* [Given request] Restate the whole of the material. Keep every word, and drop the pictures.

* [Collected data entries]
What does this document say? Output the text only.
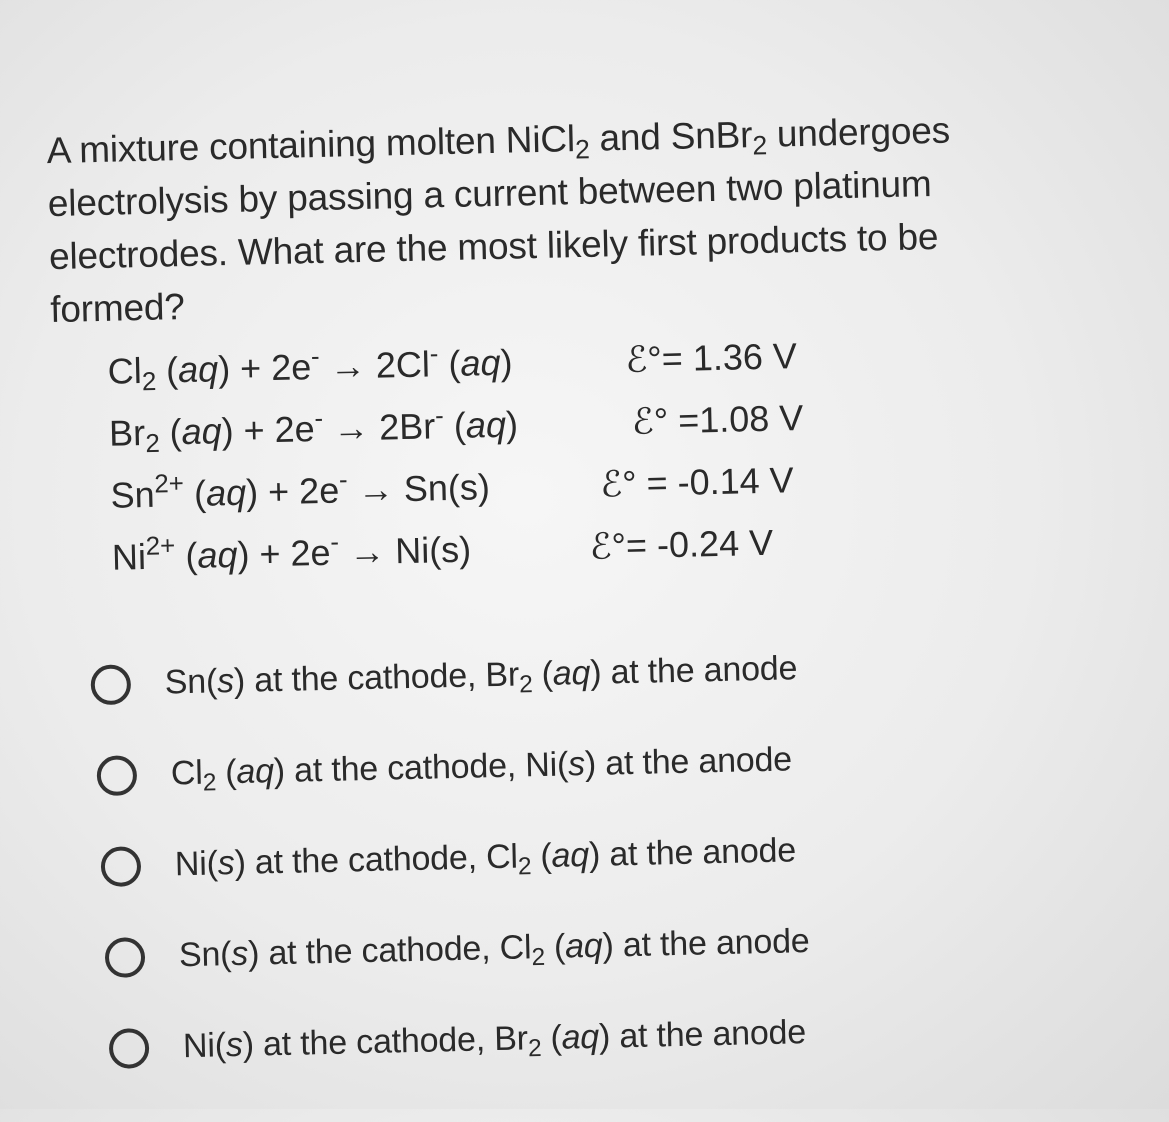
A mixture containing molten NiCl$_2$ and SnBr$_2$ undergoes

electrolysis by passing a current between two platinum

electrodes. What are the most likely first products to be

formed?

$Cl_2$ (aq) + 2e- → 2Cl- (aq)	ℰ°= 1.36 V
$Br_2$ (aq) + 2e- → 2Br- (aq)	ℰ° =1.08 V
$Sn^{2+}$ (aq) + 2e- → Sn(s)	ℰ° = -0.14 V
$Ni^{2+}$ (aq) + 2e- → Ni(s)	ℰ°= -0.24 V
Sn(s) at the cathode, $Br_2$ (aq) at the anode
$Cl_2$ (aq) at the cathode, Ni(s) at the anode
Ni(s) at the cathode, $Cl_2$ (aq) at the anode
Sn(s) at the cathode, $Cl_2$ (aq) at the anode
Ni(s) at the cathode, $Br_2$ (aq) at the anode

* [Completed task]
What does this document say? Output the text only.
A mixture containing molten NiCl$_2$ and SnBr$_2$ undergoes

electrolysis by passing a current between two platinum

electrodes. What are the most likely first products to be

formed?

$Cl_2$ (aq) + 2e- → 2Cl- (aq)	ℰ°= 1.36 V
$Br_2$ (aq) + 2e- → 2Br- (aq)	ℰ° =1.08 V
$Sn^{2+}$ (aq) + 2e- → Sn(s)	ℰ° = -0.14 V
$Ni^{2+}$ (aq) + 2e- → Ni(s)	ℰ°= -0.24 V
Sn(s) at the cathode, $Br_2$ (aq) at the anode
$Cl_2$ (aq) at the cathode, Ni(s) at the anode
Ni(s) at the cathode, $Cl_2$ (aq) at the anode
Sn(s) at the cathode, $Cl_2$ (aq) at the anode
Ni(s) at the cathode, $Br_2$ (aq) at the anode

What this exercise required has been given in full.